### GOAL
Copy out all the entries exactly.
>> start DATA SUPPLIED
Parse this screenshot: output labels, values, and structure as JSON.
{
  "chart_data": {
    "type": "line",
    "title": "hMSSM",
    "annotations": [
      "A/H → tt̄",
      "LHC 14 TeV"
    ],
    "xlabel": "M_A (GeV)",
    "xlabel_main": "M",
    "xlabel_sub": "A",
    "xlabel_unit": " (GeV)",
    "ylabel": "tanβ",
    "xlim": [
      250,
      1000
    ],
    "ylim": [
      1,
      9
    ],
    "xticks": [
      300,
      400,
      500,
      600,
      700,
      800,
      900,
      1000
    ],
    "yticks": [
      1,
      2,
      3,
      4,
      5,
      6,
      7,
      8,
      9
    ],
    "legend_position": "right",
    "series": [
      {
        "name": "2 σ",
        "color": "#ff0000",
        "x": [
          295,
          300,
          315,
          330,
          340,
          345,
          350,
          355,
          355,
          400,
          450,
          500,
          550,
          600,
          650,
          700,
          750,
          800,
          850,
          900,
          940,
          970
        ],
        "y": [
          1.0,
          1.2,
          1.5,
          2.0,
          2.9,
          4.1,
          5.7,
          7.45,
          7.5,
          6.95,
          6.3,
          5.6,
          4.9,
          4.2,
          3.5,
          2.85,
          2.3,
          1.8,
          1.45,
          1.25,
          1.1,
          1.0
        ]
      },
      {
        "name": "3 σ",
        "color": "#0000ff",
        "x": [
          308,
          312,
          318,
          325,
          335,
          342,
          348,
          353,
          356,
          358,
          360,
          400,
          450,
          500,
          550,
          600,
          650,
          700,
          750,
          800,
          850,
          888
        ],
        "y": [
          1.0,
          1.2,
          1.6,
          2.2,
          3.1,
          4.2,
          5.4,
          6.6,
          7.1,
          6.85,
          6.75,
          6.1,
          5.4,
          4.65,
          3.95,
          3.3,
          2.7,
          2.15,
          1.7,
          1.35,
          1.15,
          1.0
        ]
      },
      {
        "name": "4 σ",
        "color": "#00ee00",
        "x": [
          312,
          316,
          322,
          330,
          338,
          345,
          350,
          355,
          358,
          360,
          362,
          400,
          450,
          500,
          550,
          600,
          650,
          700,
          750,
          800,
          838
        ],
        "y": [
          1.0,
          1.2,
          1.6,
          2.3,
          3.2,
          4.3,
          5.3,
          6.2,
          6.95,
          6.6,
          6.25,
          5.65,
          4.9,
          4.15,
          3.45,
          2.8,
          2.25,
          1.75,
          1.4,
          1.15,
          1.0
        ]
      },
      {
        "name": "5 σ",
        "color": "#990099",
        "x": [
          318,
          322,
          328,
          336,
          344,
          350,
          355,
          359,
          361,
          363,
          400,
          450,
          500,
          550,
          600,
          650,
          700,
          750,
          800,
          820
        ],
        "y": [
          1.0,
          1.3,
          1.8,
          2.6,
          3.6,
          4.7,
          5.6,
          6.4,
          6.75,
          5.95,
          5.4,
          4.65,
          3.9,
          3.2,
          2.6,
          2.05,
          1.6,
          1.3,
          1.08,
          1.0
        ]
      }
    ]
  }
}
>> end DATA SUPPLIED
### ANSWER TO THE PROBLEM
Parse this screenshot: output labels, values, and structure as JSON.
{
  "chart_data": {
    "type": "line",
    "title": "hMSSM",
    "annotations": [
      "A/H → tt̄",
      "LHC 14 TeV"
    ],
    "xlabel": "M_A (GeV)",
    "xlabel_main": "M",
    "xlabel_sub": "A",
    "xlabel_unit": " (GeV)",
    "ylabel": "tanβ",
    "xlim": [
      250,
      1000
    ],
    "ylim": [
      1,
      9
    ],
    "xticks": [
      300,
      400,
      500,
      600,
      700,
      800,
      900,
      1000
    ],
    "yticks": [
      1,
      2,
      3,
      4,
      5,
      6,
      7,
      8,
      9
    ],
    "legend_position": "right",
    "series": [
      {
        "name": "2 σ",
        "color": "#ff0000",
        "x": [
          295,
          300,
          315,
          330,
          340,
          345,
          350,
          355,
          355,
          400,
          450,
          500,
          550,
          600,
          650,
          700,
          750,
          800,
          850,
          900,
          940,
          970
        ],
        "y": [
          1.0,
          1.2,
          1.5,
          2.0,
          2.9,
          4.1,
          5.7,
          7.45,
          7.5,
          6.95,
          6.3,
          5.6,
          4.9,
          4.2,
          3.5,
          2.85,
          2.3,
          1.8,
          1.45,
          1.25,
          1.1,
          1.0
        ]
      },
      {
        "name": "3 σ",
        "color": "#0000ff",
        "x": [
          308,
          312,
          318,
          325,
          335,
          342,
          348,
          353,
          356,
          358,
          360,
          400,
          450,
          500,
          550,
          600,
          650,
          700,
          750,
          800,
          850,
          888
        ],
        "y": [
          1.0,
          1.2,
          1.6,
          2.2,
          3.1,
          4.2,
          5.4,
          6.6,
          7.1,
          6.85,
          6.75,
          6.1,
          5.4,
          4.65,
          3.95,
          3.3,
          2.7,
          2.15,
          1.7,
          1.35,
          1.15,
          1.0
        ]
      },
      {
        "name": "4 σ",
        "color": "#00ee00",
        "x": [
          312,
          316,
          322,
          330,
          338,
          345,
          350,
          355,
          358,
          360,
          362,
          400,
          450,
          500,
          550,
          600,
          650,
          700,
          750,
          800,
          838
        ],
        "y": [
          1.0,
          1.2,
          1.6,
          2.3,
          3.2,
          4.3,
          5.3,
          6.2,
          6.95,
          6.6,
          6.25,
          5.65,
          4.9,
          4.15,
          3.45,
          2.8,
          2.25,
          1.75,
          1.4,
          1.15,
          1.0
        ]
      },
      {
        "name": "5 σ",
        "color": "#990099",
        "x": [
          318,
          322,
          328,
          336,
          344,
          350,
          355,
          359,
          361,
          363,
          400,
          450,
          500,
          550,
          600,
          650,
          700,
          750,
          800,
          820
        ],
        "y": [
          1.0,
          1.3,
          1.8,
          2.6,
          3.6,
          4.7,
          5.6,
          6.4,
          6.75,
          5.95,
          5.4,
          4.65,
          3.9,
          3.2,
          2.6,
          2.05,
          1.6,
          1.3,
          1.08,
          1.0
        ]
      }
    ]
  }
}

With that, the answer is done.